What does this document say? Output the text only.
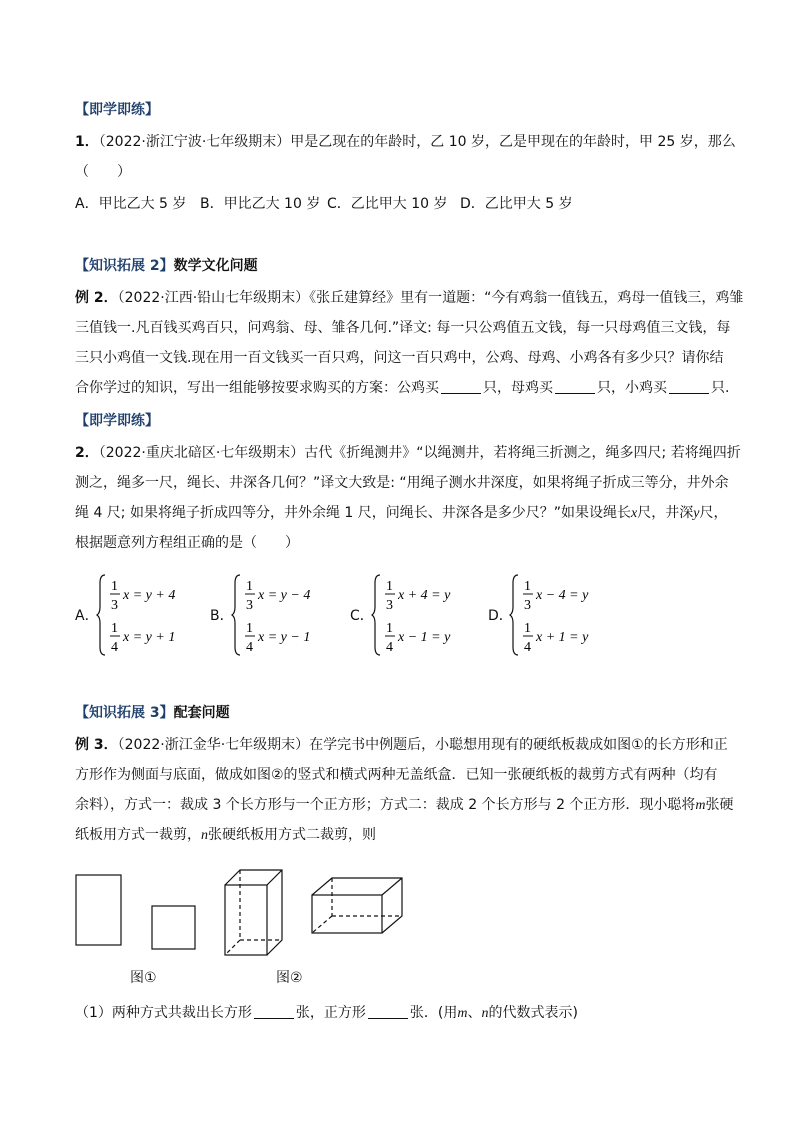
【即学即练】
1．（2022·浙江宁波·七年级期末）甲是乙现在的年龄时，乙 10 岁，乙是甲现在的年龄时，甲 25 岁，那么
（　　）
A．甲比乙大 5 岁 B．甲比乙大 10 岁 C．乙比甲大 10 岁 D．乙比甲大 5 岁
【知识拓展 2】数学文化问题
例 2．（2022·江西·铅山七年级期末）《张丘建算经》里有一道题：“今有鸡翁一值钱五，鸡母一值钱三，鸡雏
三值钱一.凡百钱买鸡百只，问鸡翁、母、雏各几何.”译文: 每一只公鸡值五文钱，每一只母鸡值三文钱，每
三只小鸡值一文钱.现在用一百文钱买一百只鸡，问这一百只鸡中，公鸡、母鸡、小鸡各有多少只？请你结
合你学过的知识，写出一组能够按要求购买的方案：公鸡买	只，母鸡买	只，小鸡买	只.
【即学即练】
2．（2022·重庆北碚区·七年级期末）古代《折绳测井》“以绳测井，若将绳三折测之，绳多四尺; 若将绳四折
测之，绳多一尺，绳长、井深各几何？”译文大致是: “用绳子测水井深度，如果将绳子折成三等分，井外余
绳 4 尺; 如果将绳子折成四等分，井外余绳 1 尺，问绳长、井深各是多少尺？”如果设绳长x尺，井深y尺，
根据题意列方程组正确的是（　　）
A．
1
3
x = y + 4
1
4
x = y + 1
B．
1
3
x = y − 4
1
4
x = y − 1
C．
1
3
x + 4 = y
1
4
x − 1 = y
D．
1
3
x − 4 = y
1
4
x + 1 = y
【知识拓展 3】配套问题
例 3．（2022·浙江金华·七年级期末）在学完书中例题后，小聪想用现有的硬纸板裁成如图①的长方形和正
方形作为侧面与底面，做成如图②的竖式和横式两种无盖纸盒．已知一张硬纸板的裁剪方式有两种（均有
余料），方式一：裁成 3 个长方形与一个正方形；方式二：裁成 2 个长方形与 2 个正方形．现小聪将m张硬
纸板用方式一裁剪，n张硬纸板用方式二裁剪，则
图①	图②
（1）两种方式共裁出长方形	张，正方形	张．(用m、n的代数式表示)
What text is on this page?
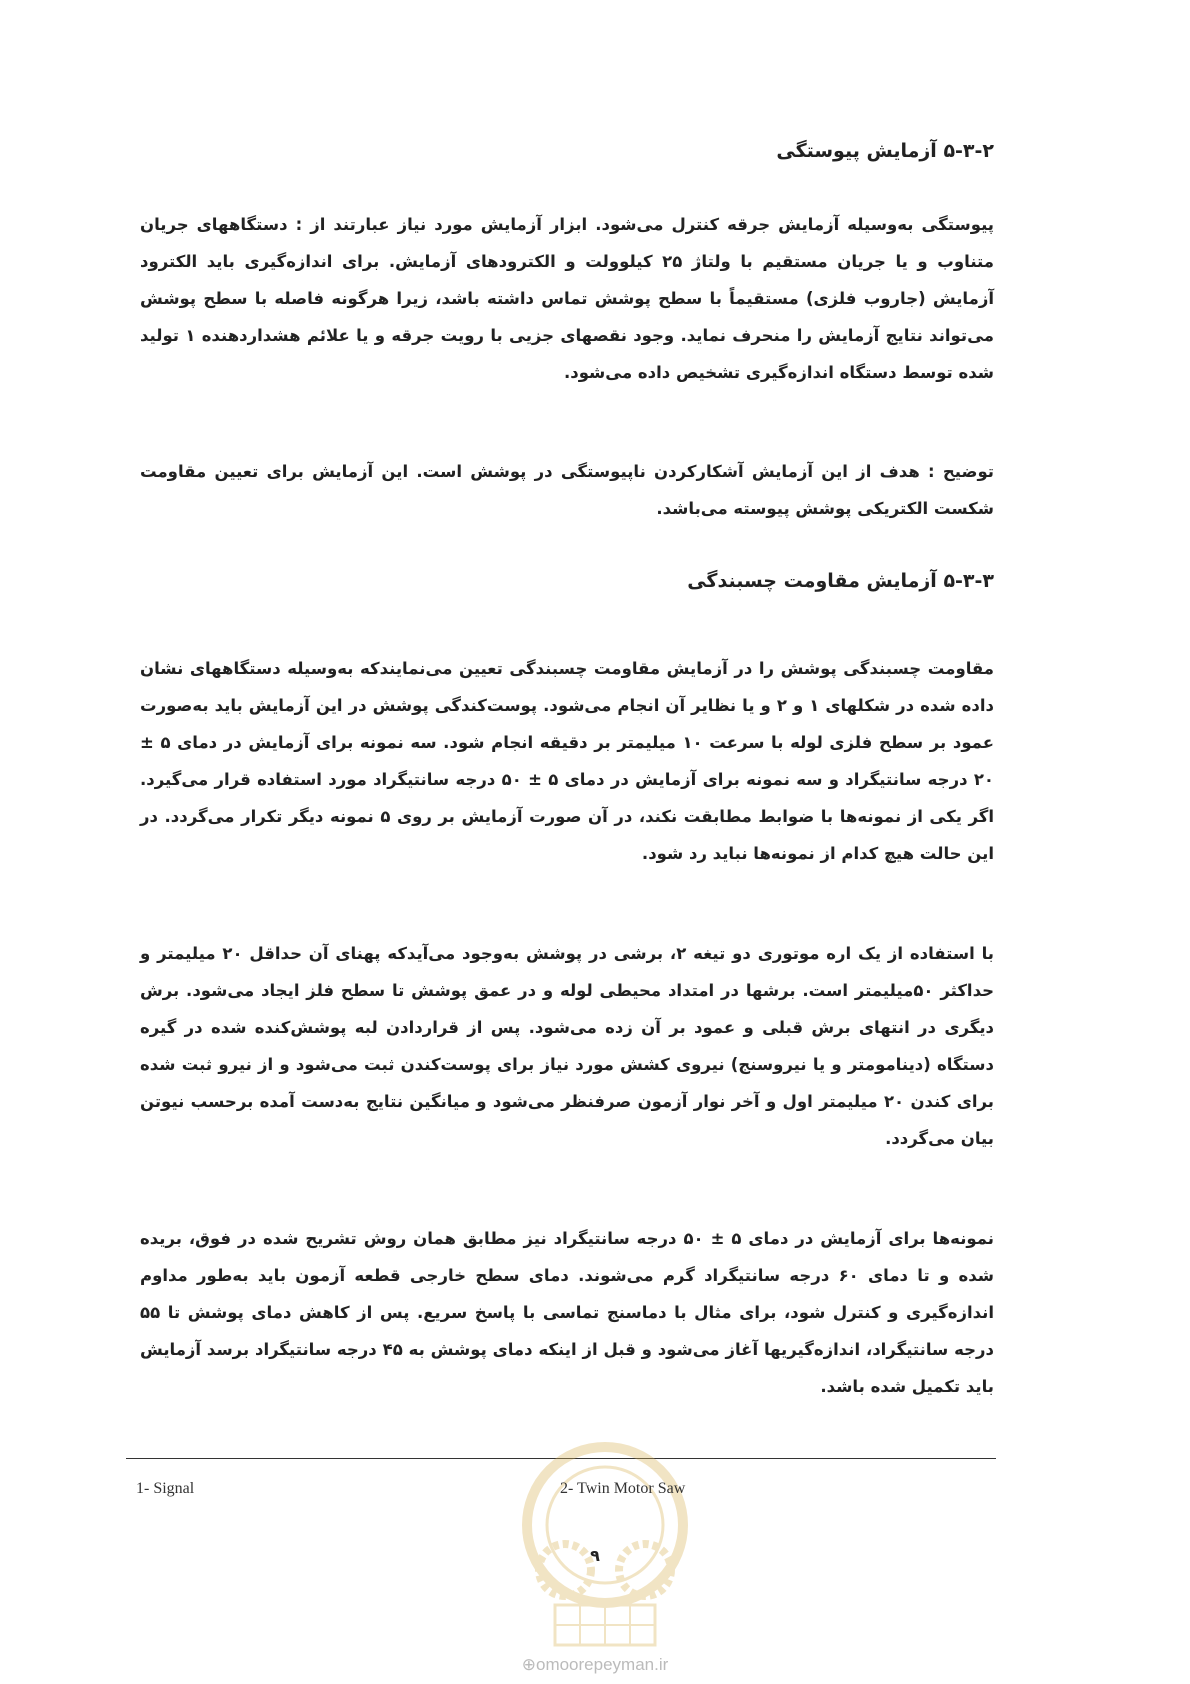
۵-۳-۲ آزمایش پیوستگی

پیوستگی به‌وسیله آزمایش جرقه کنترل می‌شود. ابزار آزمایش مورد نیاز عبارتند از : دستگاههای جریان متناوب و یا جریان مستقیم با ولتاژ ۲۵ کیلوولت و الکترودهای آزمایش. برای اندازه‌گیری باید الکترود آزمایش (جاروب فلزی) مستقیماً با سطح پوشش تماس داشته باشد، زیرا هرگونه فاصله با سطح پوشش می‌تواند نتایج آزمایش را منحرف نماید. وجود نقصهای جزیی با رویت جرقه و یا علائم هشداردهنده ۱ تولید شده توسط دستگاه اندازه‌گیری تشخیص داده می‌شود.

توضیح : هدف از این آزمایش آشکارکردن ناپیوستگی در پوشش است. این آزمایش برای تعیین مقاومت شکست الکتریکی پوشش پیوسته می‌باشد.

۵-۳-۳ آزمایش مقاومت چسبندگی

مقاومت چسبندگی پوشش را در آزمایش مقاومت چسبندگی تعیین می‌نمایندکه به‌وسیله دستگاههای نشان داده شده در شکلهای ۱ و ۲ و یا نظایر آن انجام می‌شود. پوست‌کندگی پوشش در این آزمایش باید به‌صورت عمود بر سطح فلزی لوله با سرعت ۱۰ میلیمتر بر دقیقه انجام شود. سه نمونه برای آزمایش در دمای ۵ ± ۲۰ درجه سانتیگراد و سه نمونه برای آزمایش در دمای ۵ ± ۵۰ درجه سانتیگراد مورد استفاده قرار می‌گیرد. اگر یکی از نمونه‌ها با ضوابط مطابقت نکند، در آن صورت آزمایش بر روی ۵ نمونه دیگر تکرار می‌گردد. در این حالت هیچ کدام از نمونه‌ها نباید رد شود.

با استفاده از یک اره موتوری دو تیغه ۲، برشی در پوشش به‌وجود می‌آیدکه پهنای آن حداقل ۲۰ میلیمتر و حداکثر ۵۰میلیمتر است. برشها در امتداد محیطی لوله و در عمق پوشش تا سطح فلز ایجاد می‌شود. برش دیگری در انتهای برش قبلی و عمود بر آن زده می‌شود. پس از قراردادن لبه پوشش‌کنده شده در گیره دستگاه (دینامومتر و یا نیروسنج) نیروی کشش مورد نیاز برای پوست‌کندن ثبت می‌شود و از نیرو ثبت شده برای کندن ۲۰ میلیمتر اول و آخر نوار آزمون صرفنظر می‌شود و میانگین نتایج به‌دست آمده برحسب نیوتن بیان می‌گردد.

نمونه‌ها برای آزمایش در دمای ۵ ± ۵۰ درجه سانتیگراد نیز مطابق همان روش تشریح شده در فوق، بریده شده و تا دمای ۶۰ درجه سانتیگراد گرم می‌شوند. دمای سطح خارجی قطعه آزمون باید به‌طور مداوم اندازه‌گیری و کنترل شود، برای مثال با دماسنج تماسی با پاسخ سریع. پس از کاهش دمای پوشش تا ۵۵ درجه سانتیگراد، اندازه‌گیریها آغاز می‌شود و قبل از اینکه دمای پوشش به ۴۵ درجه سانتیگراد برسد آزمایش باید تکمیل شده باشد.

1- Signal	2- Twin Motor Saw
۹
⊕omoorepeyman.ir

::::::::::

Directive: Omit the pictures, then output the rest of the listing exactly.

Exercise solution:
What does this document say? Output the text only.
【即学即练】
1．（2022·浙江宁波·七年级期末）甲是乙现在的年龄时，乙 10 岁，乙是甲现在的年龄时，甲 25 岁，那么
（　　）
A．甲比乙大 5 岁 B．甲比乙大 10 岁 C．乙比甲大 10 岁 D．乙比甲大 5 岁
【知识拓展 2】数学文化问题
例 2．（2022·江西·铅山七年级期末）《张丘建算经》里有一道题：“今有鸡翁一值钱五，鸡母一值钱三，鸡雏
三值钱一.凡百钱买鸡百只，问鸡翁、母、雏各几何.”译文: 每一只公鸡值五文钱，每一只母鸡值三文钱，每
三只小鸡值一文钱.现在用一百文钱买一百只鸡，问这一百只鸡中，公鸡、母鸡、小鸡各有多少只？请你结
合你学过的知识，写出一组能够按要求购买的方案：公鸡买	只，母鸡买	只，小鸡买	只.
【即学即练】
2．（2022·重庆北碚区·七年级期末）古代《折绳测井》“以绳测井，若将绳三折测之，绳多四尺; 若将绳四折
测之，绳多一尺，绳长、井深各几何？”译文大致是: “用绳子测水井深度，如果将绳子折成三等分，井外余
绳 4 尺; 如果将绳子折成四等分，井外余绳 1 尺，问绳长、井深各是多少尺？”如果设绳长x尺，井深y尺，
根据题意列方程组正确的是（　　）
A．
1
3
x = y + 4
1
4
x = y + 1
B．
1
3
x = y − 4
1
4
x = y − 1
C．
1
3
x + 4 = y
1
4
x − 1 = y
D．
1
3
x − 4 = y
1
4
x + 1 = y
【知识拓展 3】配套问题
例 3．（2022·浙江金华·七年级期末）在学完书中例题后，小聪想用现有的硬纸板裁成如图①的长方形和正
方形作为侧面与底面，做成如图②的竖式和横式两种无盖纸盒．已知一张硬纸板的裁剪方式有两种（均有
余料），方式一：裁成 3 个长方形与一个正方形；方式二：裁成 2 个长方形与 2 个正方形．现小聪将m张硬
纸板用方式一裁剪，n张硬纸板用方式二裁剪，则
图①	图②
（1）两种方式共裁出长方形	张，正方形	张．(用m、n的代数式表示)
What text is on this page?
۵-۳-۲ آزمایش پیوستگی

پیوستگی به‌وسیله آزمایش جرقه کنترل می‌شود. ابزار آزمایش مورد نیاز عبارتند از : دستگاههای جریان متناوب و یا جریان مستقیم با ولتاژ ۲۵ کیلوولت و الکترودهای آزمایش. برای اندازه‌گیری باید الکترود آزمایش (جاروب فلزی) مستقیماً با سطح پوشش تماس داشته باشد، زیرا هرگونه فاصله با سطح پوشش می‌تواند نتایج آزمایش را منحرف نماید. وجود نقصهای جزیی با رویت جرقه و یا علائم هشداردهنده ۱ تولید شده توسط دستگاه اندازه‌گیری تشخیص داده می‌شود.

توضیح : هدف از این آزمایش آشکارکردن ناپیوستگی در پوشش است. این آزمایش برای تعیین مقاومت شکست الکتریکی پوشش پیوسته می‌باشد.

۵-۳-۳ آزمایش مقاومت چسبندگی

مقاومت چسبندگی پوشش را در آزمایش مقاومت چسبندگی تعیین می‌نمایندکه به‌وسیله دستگاههای نشان داده شده در شکلهای ۱ و ۲ و یا نظایر آن انجام می‌شود. پوست‌کندگی پوشش در این آزمایش باید به‌صورت عمود بر سطح فلزی لوله با سرعت ۱۰ میلیمتر بر دقیقه انجام شود. سه نمونه برای آزمایش در دمای ۵ ± ۲۰ درجه سانتیگراد و سه نمونه برای آزمایش در دمای ۵ ± ۵۰ درجه سانتیگراد مورد استفاده قرار می‌گیرد. اگر یکی از نمونه‌ها با ضوابط مطابقت نکند، در آن صورت آزمایش بر روی ۵ نمونه دیگر تکرار می‌گردد. در این حالت هیچ کدام از نمونه‌ها نباید رد شود.

با استفاده از یک اره موتوری دو تیغه ۲، برشی در پوشش به‌وجود می‌آیدکه پهنای آن حداقل ۲۰ میلیمتر و حداکثر ۵۰میلیمتر است. برشها در امتداد محیطی لوله و در عمق پوشش تا سطح فلز ایجاد می‌شود. برش دیگری در انتهای برش قبلی و عمود بر آن زده می‌شود. پس از قراردادن لبه پوشش‌کنده شده در گیره دستگاه (دینامومتر و یا نیروسنج) نیروی کشش مورد نیاز برای پوست‌کندن ثبت می‌شود و از نیرو ثبت شده برای کندن ۲۰ میلیمتر اول و آخر نوار آزمون صرفنظر می‌شود و میانگین نتایج به‌دست آمده برحسب نیوتن بیان می‌گردد.

نمونه‌ها برای آزمایش در دمای ۵ ± ۵۰ درجه سانتیگراد نیز مطابق همان روش تشریح شده در فوق، بریده شده و تا دمای ۶۰ درجه سانتیگراد گرم می‌شوند. دمای سطح خارجی قطعه آزمون باید به‌طور مداوم اندازه‌گیری و کنترل شود، برای مثال با دماسنج تماسی با پاسخ سریع. پس از کاهش دمای پوشش تا ۵۵ درجه سانتیگراد، اندازه‌گیریها آغاز می‌شود و قبل از اینکه دمای پوشش به ۴۵ درجه سانتیگراد برسد آزمایش باید تکمیل شده باشد.

1- Signal	2- Twin Motor Saw
۹
⊕omoorepeyman.ir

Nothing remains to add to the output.